Look for the string "JSON" in every line, and copy each line that has it.

— BEGIN Entries —

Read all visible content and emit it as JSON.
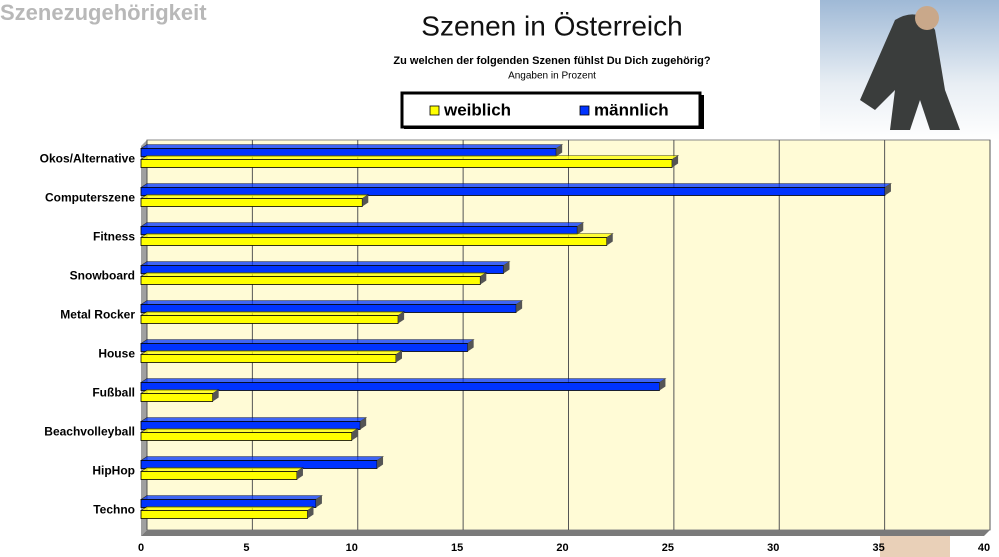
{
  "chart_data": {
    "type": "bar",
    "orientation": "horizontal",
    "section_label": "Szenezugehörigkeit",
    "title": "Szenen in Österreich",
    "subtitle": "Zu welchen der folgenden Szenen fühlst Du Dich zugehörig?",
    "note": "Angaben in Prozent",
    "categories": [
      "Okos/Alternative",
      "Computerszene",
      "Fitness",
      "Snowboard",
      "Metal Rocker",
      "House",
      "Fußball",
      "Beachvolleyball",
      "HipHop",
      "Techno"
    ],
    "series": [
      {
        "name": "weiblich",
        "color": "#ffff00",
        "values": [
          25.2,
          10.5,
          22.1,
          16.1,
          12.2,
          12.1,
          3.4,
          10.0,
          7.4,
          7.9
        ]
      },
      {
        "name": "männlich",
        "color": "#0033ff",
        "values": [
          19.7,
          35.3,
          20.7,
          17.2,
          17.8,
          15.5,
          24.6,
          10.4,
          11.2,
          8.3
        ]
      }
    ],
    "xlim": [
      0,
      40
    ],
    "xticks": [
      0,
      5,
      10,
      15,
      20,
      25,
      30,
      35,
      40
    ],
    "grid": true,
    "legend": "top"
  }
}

— END Entries —
— BEGIN Entries —

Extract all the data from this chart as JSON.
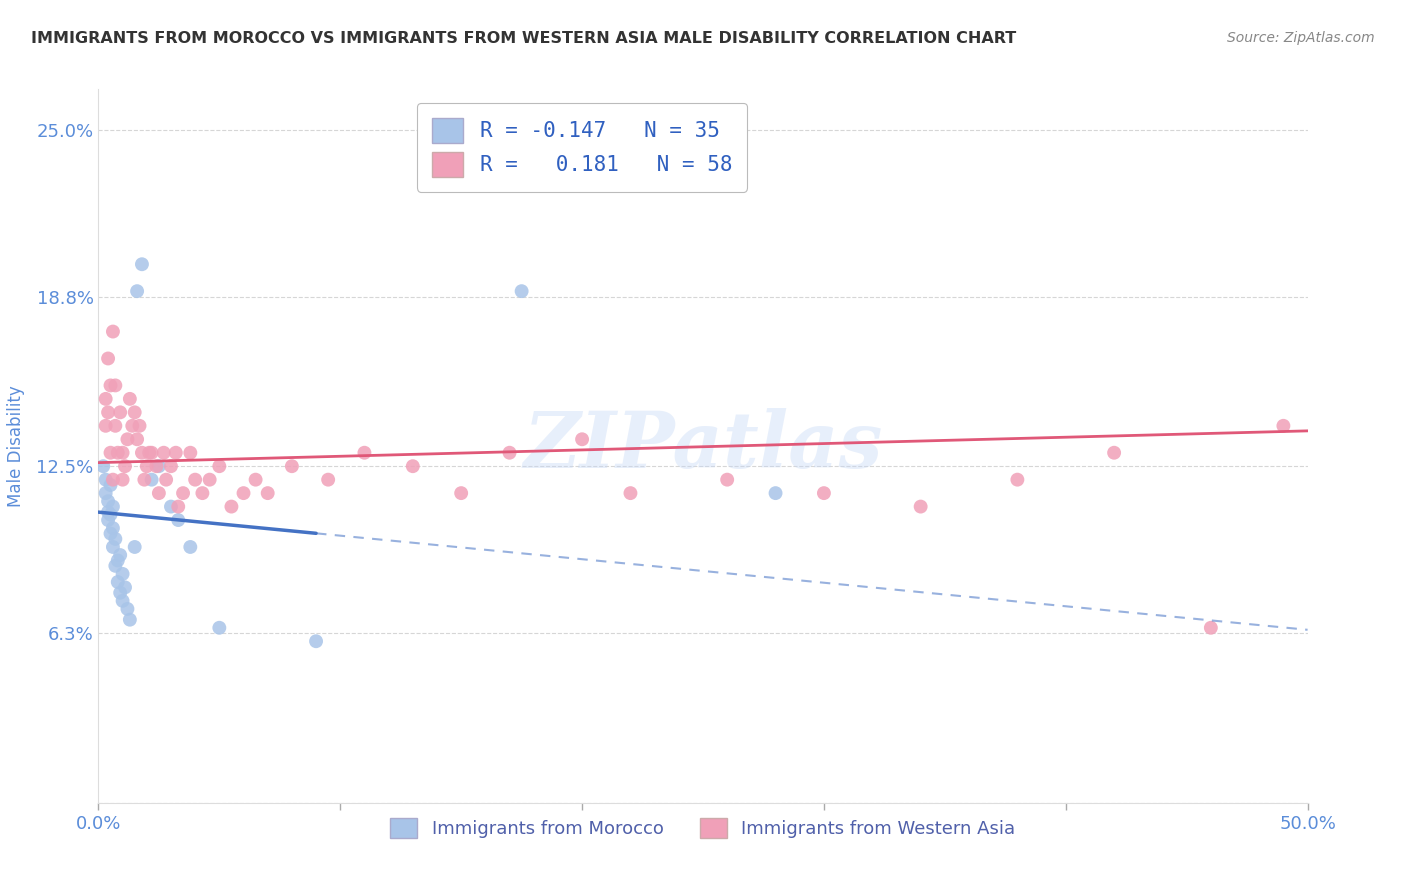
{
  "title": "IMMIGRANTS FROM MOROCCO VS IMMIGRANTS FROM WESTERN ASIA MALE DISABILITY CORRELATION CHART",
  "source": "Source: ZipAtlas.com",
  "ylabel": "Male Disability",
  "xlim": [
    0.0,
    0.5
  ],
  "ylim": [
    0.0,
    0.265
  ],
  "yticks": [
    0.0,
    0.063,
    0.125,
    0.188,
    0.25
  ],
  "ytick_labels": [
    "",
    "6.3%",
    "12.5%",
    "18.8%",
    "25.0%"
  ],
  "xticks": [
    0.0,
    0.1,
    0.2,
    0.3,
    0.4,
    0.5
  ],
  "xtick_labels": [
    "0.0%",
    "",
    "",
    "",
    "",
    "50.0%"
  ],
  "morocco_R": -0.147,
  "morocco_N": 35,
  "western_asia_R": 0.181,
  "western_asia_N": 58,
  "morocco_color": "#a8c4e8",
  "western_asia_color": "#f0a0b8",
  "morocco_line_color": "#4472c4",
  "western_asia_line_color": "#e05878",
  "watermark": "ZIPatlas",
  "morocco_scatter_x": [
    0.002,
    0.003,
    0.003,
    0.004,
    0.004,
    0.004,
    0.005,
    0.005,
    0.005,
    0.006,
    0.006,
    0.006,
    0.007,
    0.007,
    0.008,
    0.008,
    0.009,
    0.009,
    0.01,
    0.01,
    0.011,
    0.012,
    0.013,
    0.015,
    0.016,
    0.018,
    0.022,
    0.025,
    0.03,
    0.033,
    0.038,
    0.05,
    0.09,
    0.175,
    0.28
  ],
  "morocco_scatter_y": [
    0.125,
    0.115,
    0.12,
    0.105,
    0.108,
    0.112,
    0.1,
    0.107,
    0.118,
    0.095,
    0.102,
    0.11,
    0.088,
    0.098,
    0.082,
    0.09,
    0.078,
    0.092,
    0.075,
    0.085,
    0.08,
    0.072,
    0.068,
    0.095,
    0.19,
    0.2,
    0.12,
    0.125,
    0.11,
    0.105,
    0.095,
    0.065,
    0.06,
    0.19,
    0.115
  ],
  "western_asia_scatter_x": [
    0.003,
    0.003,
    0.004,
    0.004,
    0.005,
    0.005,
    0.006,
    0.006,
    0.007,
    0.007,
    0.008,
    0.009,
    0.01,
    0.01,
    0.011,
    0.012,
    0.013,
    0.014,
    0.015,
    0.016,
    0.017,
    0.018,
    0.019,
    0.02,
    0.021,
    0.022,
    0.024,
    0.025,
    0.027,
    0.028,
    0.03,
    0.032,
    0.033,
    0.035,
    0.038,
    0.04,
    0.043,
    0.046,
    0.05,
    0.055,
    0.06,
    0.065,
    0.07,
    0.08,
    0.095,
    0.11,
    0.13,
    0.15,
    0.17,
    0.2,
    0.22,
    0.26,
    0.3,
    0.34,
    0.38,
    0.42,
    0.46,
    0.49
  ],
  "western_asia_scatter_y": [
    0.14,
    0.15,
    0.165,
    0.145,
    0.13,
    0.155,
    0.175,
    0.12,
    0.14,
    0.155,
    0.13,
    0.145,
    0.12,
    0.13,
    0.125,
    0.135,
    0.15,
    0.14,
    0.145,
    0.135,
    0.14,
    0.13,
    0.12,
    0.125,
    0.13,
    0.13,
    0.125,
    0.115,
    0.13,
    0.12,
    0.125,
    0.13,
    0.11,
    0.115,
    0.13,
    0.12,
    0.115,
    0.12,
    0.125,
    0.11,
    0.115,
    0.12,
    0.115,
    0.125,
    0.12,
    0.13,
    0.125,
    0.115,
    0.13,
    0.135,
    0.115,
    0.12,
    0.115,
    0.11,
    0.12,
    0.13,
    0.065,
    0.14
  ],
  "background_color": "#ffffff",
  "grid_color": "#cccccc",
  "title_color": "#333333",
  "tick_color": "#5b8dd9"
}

— END Entries —

Exercise result:
Read all visible content and emit it as JSON.
Extract all the data from this chart as JSON.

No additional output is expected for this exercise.